Search the listing below for the word "由下文答语" and copy each line that holds it.

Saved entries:
▼
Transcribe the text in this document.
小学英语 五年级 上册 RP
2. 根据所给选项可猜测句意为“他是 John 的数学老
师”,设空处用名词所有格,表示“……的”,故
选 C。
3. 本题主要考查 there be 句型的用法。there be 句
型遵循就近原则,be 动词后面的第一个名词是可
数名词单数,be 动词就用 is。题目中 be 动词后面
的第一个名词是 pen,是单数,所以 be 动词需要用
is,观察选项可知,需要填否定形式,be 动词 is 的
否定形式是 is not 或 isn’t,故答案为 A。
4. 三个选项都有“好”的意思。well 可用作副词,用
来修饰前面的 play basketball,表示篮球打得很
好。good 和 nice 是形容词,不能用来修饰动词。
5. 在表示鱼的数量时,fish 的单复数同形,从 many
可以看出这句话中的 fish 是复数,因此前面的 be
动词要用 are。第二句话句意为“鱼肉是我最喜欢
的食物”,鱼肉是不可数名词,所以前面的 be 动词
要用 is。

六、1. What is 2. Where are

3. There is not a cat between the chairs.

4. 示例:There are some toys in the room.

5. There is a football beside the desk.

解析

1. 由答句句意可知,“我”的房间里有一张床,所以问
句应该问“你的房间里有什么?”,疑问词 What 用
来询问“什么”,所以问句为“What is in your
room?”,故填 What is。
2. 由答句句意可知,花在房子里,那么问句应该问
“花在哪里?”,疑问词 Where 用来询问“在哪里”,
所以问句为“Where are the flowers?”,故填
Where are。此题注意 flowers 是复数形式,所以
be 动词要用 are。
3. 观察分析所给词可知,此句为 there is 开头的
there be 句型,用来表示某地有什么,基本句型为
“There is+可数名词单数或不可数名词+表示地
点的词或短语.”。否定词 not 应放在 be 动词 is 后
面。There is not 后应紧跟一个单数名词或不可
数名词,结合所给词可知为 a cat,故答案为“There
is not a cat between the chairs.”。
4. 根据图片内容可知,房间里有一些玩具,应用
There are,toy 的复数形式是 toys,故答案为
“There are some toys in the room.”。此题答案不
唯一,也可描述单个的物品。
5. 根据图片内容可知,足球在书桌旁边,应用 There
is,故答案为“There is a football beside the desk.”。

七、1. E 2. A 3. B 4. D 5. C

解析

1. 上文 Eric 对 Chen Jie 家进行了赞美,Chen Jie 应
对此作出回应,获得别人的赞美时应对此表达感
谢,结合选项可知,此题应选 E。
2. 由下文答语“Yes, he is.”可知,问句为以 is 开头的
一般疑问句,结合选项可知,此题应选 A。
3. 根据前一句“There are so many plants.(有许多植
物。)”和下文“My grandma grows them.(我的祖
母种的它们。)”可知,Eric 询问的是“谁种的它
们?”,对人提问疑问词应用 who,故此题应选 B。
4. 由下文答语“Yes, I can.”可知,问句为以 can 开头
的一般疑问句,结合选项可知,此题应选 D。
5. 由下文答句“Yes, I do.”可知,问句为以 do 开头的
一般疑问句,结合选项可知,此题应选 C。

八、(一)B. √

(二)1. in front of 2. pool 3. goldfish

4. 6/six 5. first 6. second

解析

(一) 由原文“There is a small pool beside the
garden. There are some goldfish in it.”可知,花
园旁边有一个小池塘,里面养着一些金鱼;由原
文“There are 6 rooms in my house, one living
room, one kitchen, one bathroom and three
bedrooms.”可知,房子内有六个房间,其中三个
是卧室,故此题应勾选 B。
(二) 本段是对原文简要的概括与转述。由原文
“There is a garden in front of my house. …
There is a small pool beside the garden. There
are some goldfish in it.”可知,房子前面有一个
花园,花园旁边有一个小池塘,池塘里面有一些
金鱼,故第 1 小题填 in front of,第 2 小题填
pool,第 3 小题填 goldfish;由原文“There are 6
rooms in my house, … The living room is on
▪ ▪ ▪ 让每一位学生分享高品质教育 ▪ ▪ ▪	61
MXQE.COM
▲
(FULL OUTPUT):
2. 由下文答语“Yes, he is.”可知,问句为以 is 开头的
4. 由下文答语“Yes, I can.”可知,问句为以 can 开头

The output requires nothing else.